(Data records)
______________________________

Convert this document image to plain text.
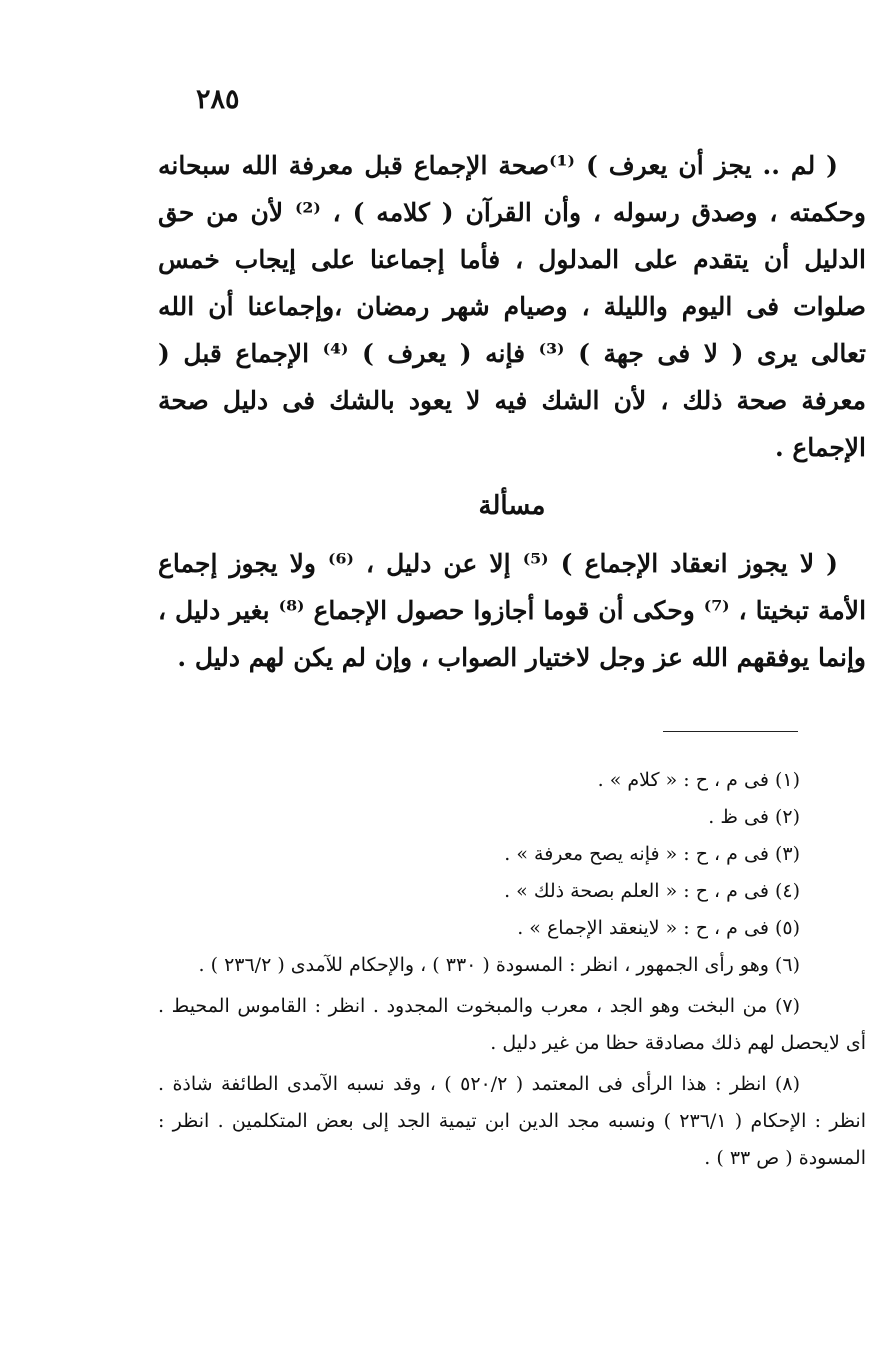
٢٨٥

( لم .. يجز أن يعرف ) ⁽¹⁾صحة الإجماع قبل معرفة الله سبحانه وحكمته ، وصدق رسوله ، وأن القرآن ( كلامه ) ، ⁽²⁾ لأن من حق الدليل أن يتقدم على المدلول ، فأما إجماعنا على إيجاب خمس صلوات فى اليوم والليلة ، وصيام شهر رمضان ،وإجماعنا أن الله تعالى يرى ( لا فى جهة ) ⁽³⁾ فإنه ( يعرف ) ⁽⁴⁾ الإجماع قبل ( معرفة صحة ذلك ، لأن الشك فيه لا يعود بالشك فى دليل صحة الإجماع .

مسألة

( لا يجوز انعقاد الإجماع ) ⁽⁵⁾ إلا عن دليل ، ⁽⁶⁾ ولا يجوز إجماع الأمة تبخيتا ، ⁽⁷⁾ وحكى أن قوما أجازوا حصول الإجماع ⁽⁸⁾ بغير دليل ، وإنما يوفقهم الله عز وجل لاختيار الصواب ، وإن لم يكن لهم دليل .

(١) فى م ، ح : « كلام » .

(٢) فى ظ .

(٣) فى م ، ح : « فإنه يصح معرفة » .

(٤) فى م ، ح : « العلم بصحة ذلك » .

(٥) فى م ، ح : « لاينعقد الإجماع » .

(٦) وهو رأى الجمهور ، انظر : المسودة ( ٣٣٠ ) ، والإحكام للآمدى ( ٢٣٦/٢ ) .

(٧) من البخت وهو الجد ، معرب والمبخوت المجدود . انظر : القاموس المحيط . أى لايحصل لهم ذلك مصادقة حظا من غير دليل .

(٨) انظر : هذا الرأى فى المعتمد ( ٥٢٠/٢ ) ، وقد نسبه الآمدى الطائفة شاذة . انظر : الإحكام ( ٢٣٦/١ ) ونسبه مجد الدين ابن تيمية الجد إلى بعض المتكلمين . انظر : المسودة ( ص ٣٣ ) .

______________________________

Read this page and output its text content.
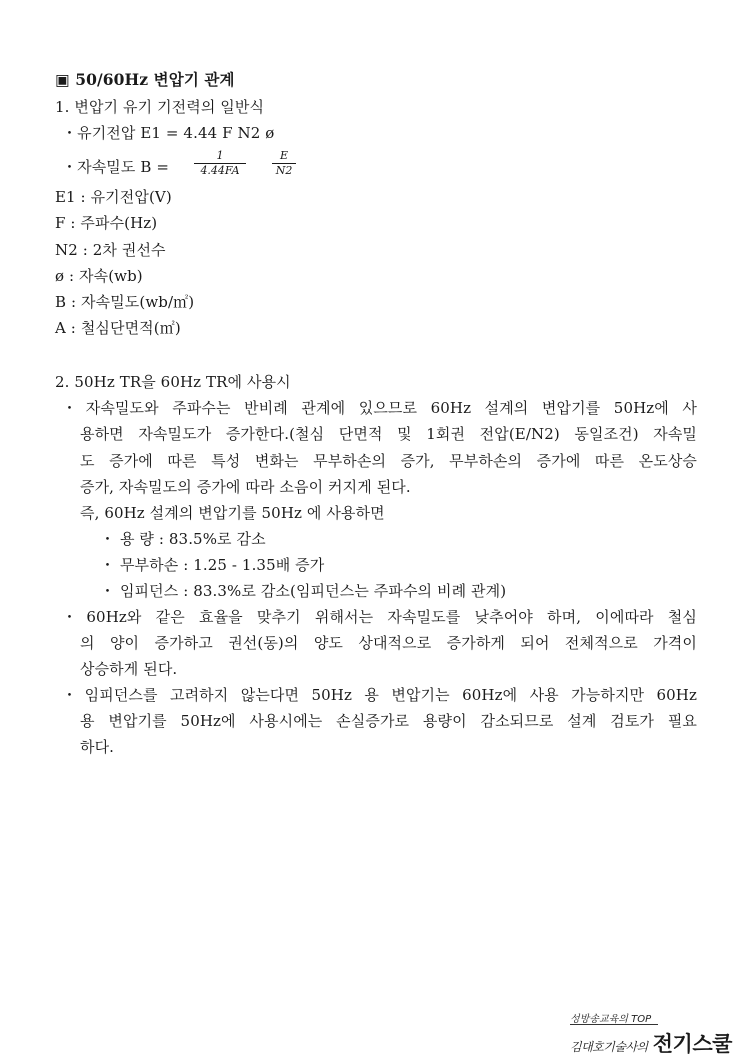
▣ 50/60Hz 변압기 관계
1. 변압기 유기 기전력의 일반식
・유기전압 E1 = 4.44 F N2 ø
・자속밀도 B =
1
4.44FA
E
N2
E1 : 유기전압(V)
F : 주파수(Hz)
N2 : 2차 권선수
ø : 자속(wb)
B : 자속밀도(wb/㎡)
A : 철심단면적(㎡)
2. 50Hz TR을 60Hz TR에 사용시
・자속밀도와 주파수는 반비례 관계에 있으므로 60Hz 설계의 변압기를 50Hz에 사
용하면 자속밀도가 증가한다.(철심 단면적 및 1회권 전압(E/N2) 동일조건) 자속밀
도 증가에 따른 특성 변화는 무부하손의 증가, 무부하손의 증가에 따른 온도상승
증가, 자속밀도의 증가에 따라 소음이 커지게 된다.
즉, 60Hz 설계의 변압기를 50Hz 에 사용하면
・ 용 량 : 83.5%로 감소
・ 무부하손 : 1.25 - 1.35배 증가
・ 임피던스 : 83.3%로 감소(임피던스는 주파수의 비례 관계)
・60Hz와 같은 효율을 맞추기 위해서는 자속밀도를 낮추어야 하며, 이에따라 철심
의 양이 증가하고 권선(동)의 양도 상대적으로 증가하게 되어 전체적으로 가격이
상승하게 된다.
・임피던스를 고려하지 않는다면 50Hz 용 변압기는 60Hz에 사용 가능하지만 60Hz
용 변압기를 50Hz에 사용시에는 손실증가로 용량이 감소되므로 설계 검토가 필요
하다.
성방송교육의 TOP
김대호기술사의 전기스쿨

______________________________

Count every line above that holds the string "변압기를" and give the total, nothing more.

# Final result:
3